## Begin

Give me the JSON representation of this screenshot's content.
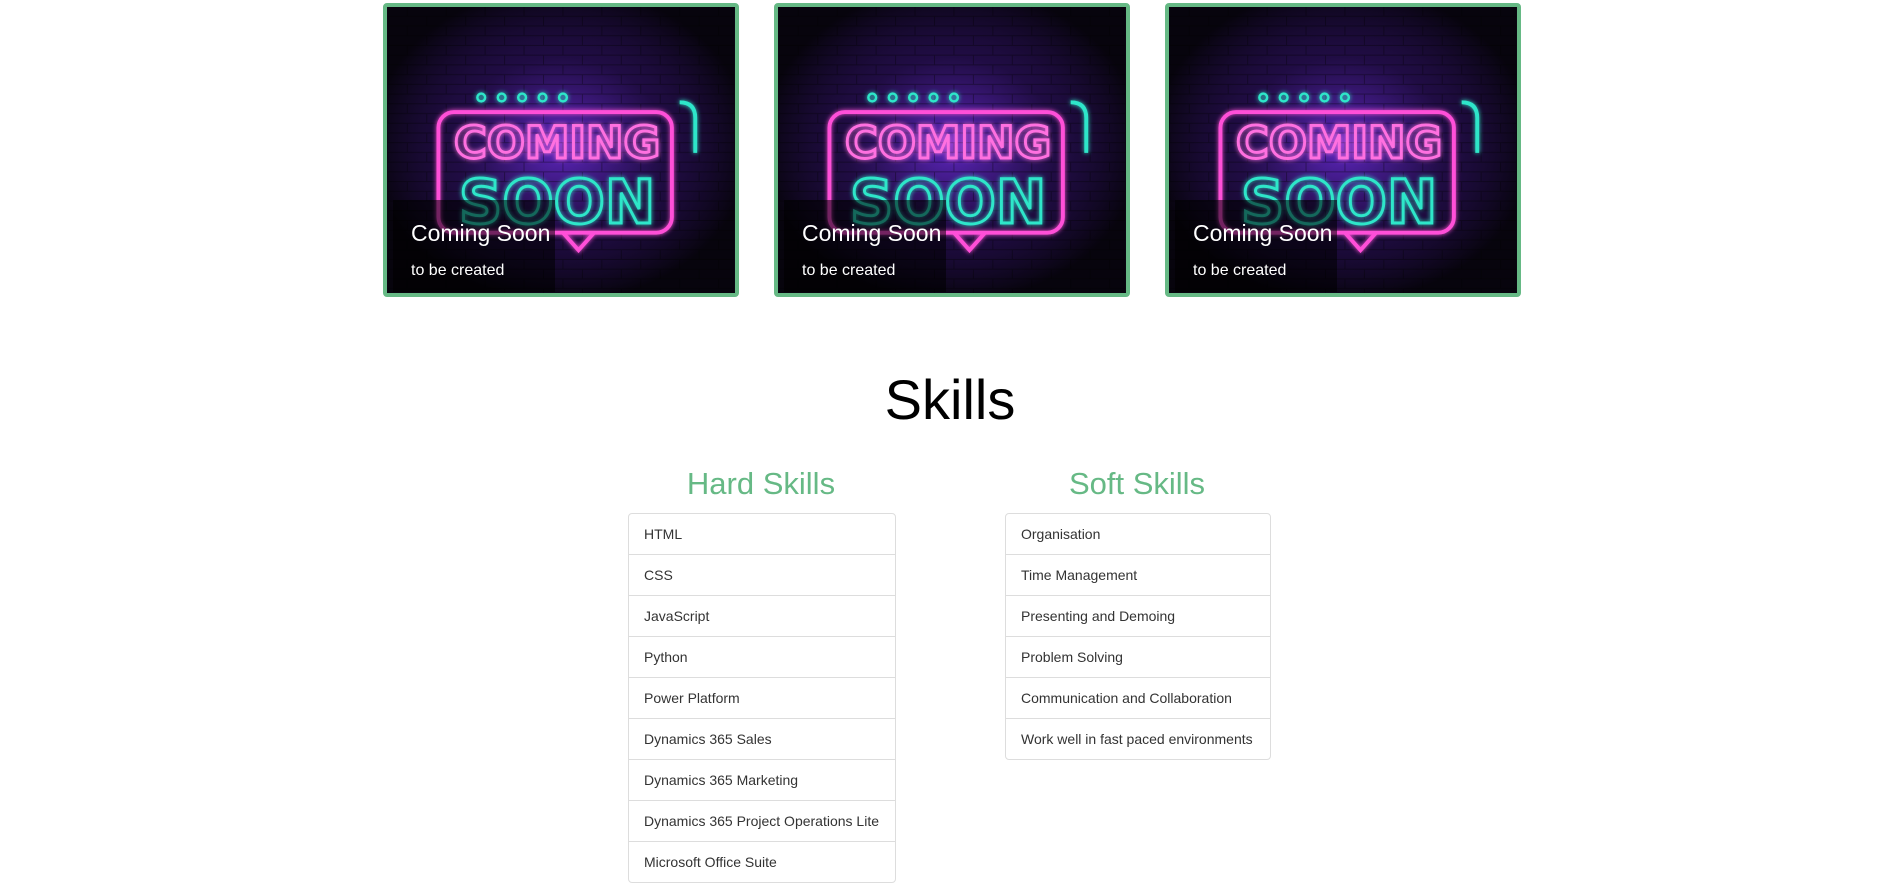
{
  "projects": [
    {
      "title": "Coming Soon",
      "subtitle": "to be created",
      "image_text": [
        "COMING",
        "SOON"
      ]
    },
    {
      "title": "Coming Soon",
      "subtitle": "to be created",
      "image_text": [
        "COMING",
        "SOON"
      ]
    },
    {
      "title": "Coming Soon",
      "subtitle": "to be created",
      "image_text": [
        "COMING",
        "SOON"
      ]
    }
  ],
  "skills": {
    "title": "Skills",
    "hard": {
      "title": "Hard Skills",
      "items": [
        "HTML",
        "CSS",
        "JavaScript",
        "Python",
        "Power Platform",
        "Dynamics 365 Sales",
        "Dynamics 365 Marketing",
        "Dynamics 365 Project Operations Lite",
        "Microsoft Office Suite"
      ]
    },
    "soft": {
      "title": "Soft Skills",
      "items": [
        "Organisation",
        "Time Management",
        "Presenting and Demoing",
        "Problem Solving",
        "Communication and Collaboration",
        "Work well in fast paced environments"
      ]
    }
  },
  "colors": {
    "accent": "#66b985",
    "neon_pink": "#ff4fd8",
    "neon_teal": "#2ee6c9",
    "neon_purple": "#7a2cff"
  }
}
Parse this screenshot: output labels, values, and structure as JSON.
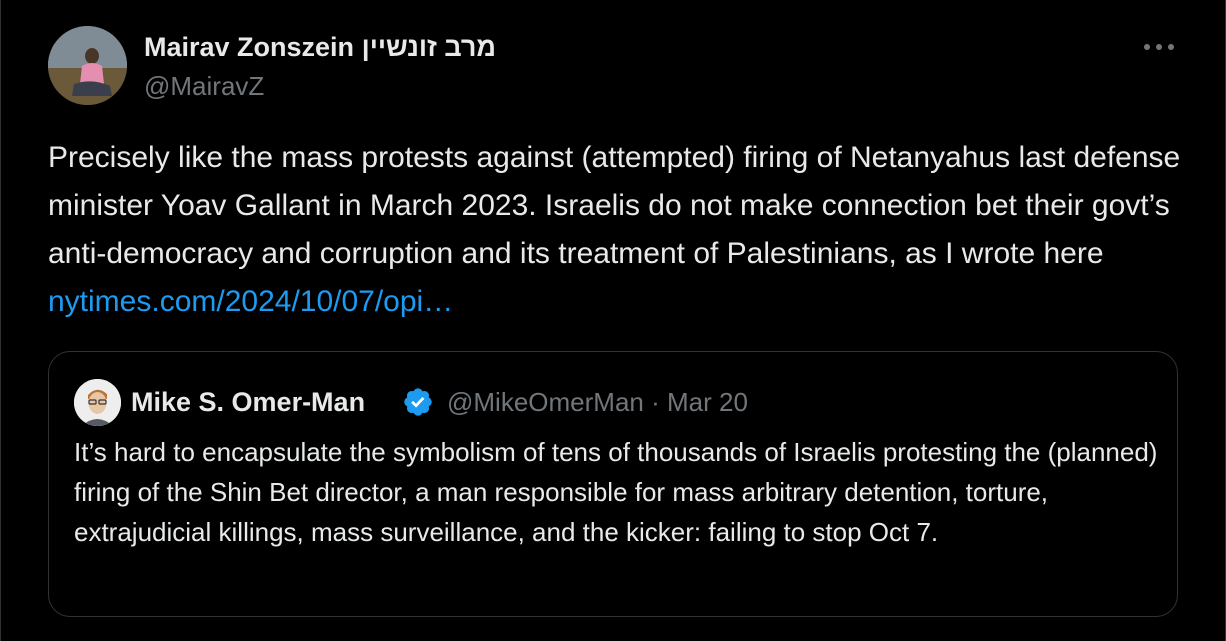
{
  "tweet": {
    "author_name": "Mairav Zonszein מרב זונשיין",
    "author_handle": "@MairavZ",
    "more_icon": "ellipsis-icon",
    "text": "Precisely like the mass protests against (attempted) firing of Netanyahus last defense minister Yoav Gallant in March 2023. Israelis do not make connection bet their govt’s anti-democracy and corruption and its treatment of Palestinians, as I wrote here ",
    "link_text": "nytimes.com/2024/10/07/opi…"
  },
  "quoted_tweet": {
    "author_name": "Mike S. Omer-Man",
    "verified_icon": "verified-badge-icon",
    "author_handle": "@MikeOmerMan",
    "separator": "·",
    "date": "Mar 20",
    "text": "It’s hard to encapsulate the symbolism of tens of thousands of Israelis protesting the (planned) firing of the Shin Bet director, a man responsible for mass arbitrary detention, torture, extrajudicial killings, mass surveillance, and the kicker: failing to stop Oct 7."
  },
  "colors": {
    "background": "#000000",
    "text": "#e7e9ea",
    "secondary": "#71767b",
    "link": "#1d9bf0",
    "border": "#2f3336"
  }
}
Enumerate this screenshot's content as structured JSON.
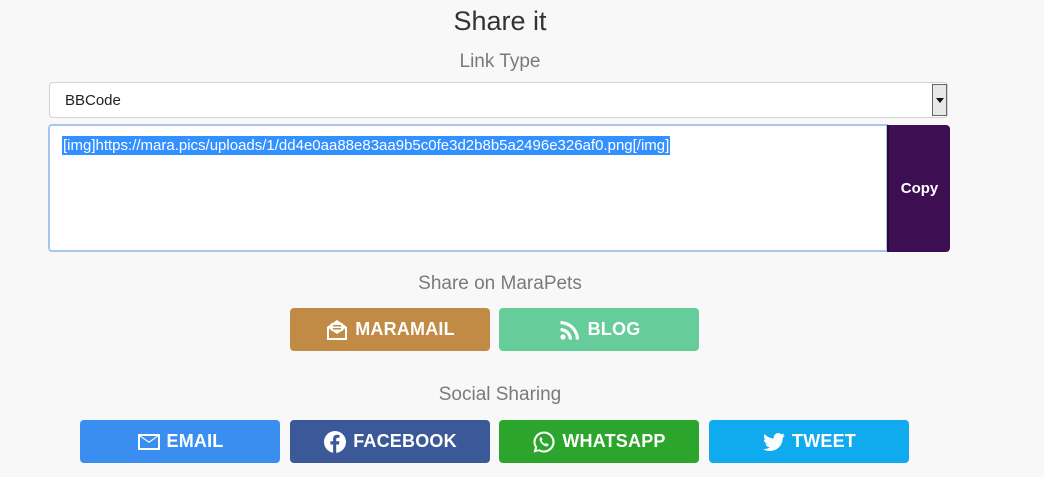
{
  "header": {
    "title": "Share it",
    "link_type_label": "Link Type"
  },
  "link_select": {
    "value": "BBCode"
  },
  "code": {
    "text": "[img]https://mara.pics/uploads/1/dd4e0aa88e83aa9b5c0fe3d2b8b5a2496e326af0.png[/img]",
    "selection_color": "#3390ff"
  },
  "copy_button": {
    "label": "Copy",
    "color": "#3d0f52"
  },
  "marapets": {
    "heading": "Share on MaraPets",
    "buttons": [
      {
        "label": "MARAMAIL",
        "icon": "mail-envelope-icon",
        "color": "#c18a45"
      },
      {
        "label": "BLOG",
        "icon": "rss-icon",
        "color": "#66cc99"
      }
    ]
  },
  "social": {
    "heading": "Social Sharing",
    "buttons": [
      {
        "label": "EMAIL",
        "icon": "envelope-icon",
        "color": "#3a8ef0"
      },
      {
        "label": "FACEBOOK",
        "icon": "facebook-icon",
        "color": "#3b5998"
      },
      {
        "label": "WHATSAPP",
        "icon": "whatsapp-icon",
        "color": "#2ba52b"
      },
      {
        "label": "TWEET",
        "icon": "twitter-icon",
        "color": "#10aaee"
      }
    ]
  }
}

## End

▸ **What needs to be done**
Every line of the records that includes the word "screenshot" should be gathered.

▸ **Exercise result**
Give me the JSON representation of this screenshot's content.
Parse this screenshot: output labels, values, and structure as JSON.
Enumerate this screenshot's content as structured JSON.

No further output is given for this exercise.